TASK REQUIREMENTS ::
Look for "Spadina" in each line of the entries, and return the matching lines.
»»
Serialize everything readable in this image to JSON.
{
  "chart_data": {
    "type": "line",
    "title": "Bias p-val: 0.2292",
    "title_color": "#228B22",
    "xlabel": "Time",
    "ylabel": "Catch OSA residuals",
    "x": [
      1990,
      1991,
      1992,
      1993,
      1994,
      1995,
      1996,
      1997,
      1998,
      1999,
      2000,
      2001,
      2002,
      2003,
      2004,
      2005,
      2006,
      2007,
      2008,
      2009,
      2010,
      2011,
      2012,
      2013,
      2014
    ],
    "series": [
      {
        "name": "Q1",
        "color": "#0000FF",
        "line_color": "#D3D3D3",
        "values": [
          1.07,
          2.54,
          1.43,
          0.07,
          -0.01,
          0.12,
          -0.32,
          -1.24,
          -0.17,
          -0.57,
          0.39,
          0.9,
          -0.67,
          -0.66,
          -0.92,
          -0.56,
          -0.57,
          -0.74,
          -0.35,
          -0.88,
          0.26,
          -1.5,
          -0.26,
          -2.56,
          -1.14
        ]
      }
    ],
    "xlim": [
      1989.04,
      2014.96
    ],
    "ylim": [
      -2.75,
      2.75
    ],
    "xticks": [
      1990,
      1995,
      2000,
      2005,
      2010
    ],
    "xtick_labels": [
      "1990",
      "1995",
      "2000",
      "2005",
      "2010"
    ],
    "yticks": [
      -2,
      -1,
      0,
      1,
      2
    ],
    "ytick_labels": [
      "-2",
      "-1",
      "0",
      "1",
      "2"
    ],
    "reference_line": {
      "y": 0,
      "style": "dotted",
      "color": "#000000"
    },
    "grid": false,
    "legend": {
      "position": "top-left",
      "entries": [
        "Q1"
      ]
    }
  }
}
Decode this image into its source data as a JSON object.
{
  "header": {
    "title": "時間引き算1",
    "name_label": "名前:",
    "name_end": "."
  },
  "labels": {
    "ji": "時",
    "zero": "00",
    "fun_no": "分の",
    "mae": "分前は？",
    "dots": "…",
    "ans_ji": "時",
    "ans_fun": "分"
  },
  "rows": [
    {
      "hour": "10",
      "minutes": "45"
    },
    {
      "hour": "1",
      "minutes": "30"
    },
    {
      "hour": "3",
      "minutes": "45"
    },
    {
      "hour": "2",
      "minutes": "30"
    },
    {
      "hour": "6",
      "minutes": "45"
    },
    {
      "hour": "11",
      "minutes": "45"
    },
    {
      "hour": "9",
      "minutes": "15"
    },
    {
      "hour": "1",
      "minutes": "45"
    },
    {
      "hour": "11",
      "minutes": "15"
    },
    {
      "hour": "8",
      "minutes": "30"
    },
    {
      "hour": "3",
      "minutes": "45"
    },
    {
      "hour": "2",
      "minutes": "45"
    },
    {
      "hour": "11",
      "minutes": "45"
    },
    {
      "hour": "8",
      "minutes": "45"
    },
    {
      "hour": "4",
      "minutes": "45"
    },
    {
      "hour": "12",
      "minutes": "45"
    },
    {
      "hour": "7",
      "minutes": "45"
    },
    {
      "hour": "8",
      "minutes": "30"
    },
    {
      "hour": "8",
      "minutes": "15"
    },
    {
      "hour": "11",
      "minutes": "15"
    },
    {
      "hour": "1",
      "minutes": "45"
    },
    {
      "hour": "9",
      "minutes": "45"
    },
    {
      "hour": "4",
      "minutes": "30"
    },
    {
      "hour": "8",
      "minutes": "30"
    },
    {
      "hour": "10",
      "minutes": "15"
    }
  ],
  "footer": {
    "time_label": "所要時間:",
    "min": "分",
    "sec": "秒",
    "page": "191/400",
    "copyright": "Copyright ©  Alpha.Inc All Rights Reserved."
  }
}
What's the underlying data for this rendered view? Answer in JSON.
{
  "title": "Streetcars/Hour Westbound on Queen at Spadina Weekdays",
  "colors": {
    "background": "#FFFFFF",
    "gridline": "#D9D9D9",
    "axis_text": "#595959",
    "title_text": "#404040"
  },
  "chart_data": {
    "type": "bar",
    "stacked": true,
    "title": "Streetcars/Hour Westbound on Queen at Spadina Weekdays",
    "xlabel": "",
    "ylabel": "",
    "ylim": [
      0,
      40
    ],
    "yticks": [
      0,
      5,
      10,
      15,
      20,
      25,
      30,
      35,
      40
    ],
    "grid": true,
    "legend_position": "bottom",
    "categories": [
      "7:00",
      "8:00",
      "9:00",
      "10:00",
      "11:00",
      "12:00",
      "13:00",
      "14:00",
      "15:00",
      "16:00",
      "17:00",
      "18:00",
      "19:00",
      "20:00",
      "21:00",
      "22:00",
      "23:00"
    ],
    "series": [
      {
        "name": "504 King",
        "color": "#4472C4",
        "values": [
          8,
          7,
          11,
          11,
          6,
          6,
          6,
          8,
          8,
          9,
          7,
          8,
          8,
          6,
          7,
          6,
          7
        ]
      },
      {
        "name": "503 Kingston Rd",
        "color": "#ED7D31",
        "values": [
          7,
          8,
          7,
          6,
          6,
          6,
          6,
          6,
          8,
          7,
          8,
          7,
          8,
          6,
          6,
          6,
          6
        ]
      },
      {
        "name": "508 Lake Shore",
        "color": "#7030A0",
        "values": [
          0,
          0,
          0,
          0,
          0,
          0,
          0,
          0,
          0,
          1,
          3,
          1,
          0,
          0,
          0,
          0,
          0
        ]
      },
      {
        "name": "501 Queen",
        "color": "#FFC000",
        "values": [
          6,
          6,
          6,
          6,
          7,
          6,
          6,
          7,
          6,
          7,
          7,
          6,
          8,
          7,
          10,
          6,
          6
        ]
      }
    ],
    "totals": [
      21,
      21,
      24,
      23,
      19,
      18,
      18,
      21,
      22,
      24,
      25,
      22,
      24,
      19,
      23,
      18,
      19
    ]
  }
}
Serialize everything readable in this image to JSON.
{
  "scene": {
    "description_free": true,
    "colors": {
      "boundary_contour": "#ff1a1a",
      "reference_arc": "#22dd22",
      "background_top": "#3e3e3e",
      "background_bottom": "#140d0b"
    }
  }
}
««
FULL ANSWER ::
  "title": "Streetcars/Hour Westbound on Queen at Spadina Weekdays",
    "title": "Streetcars/Hour Westbound on Queen at Spadina Weekdays",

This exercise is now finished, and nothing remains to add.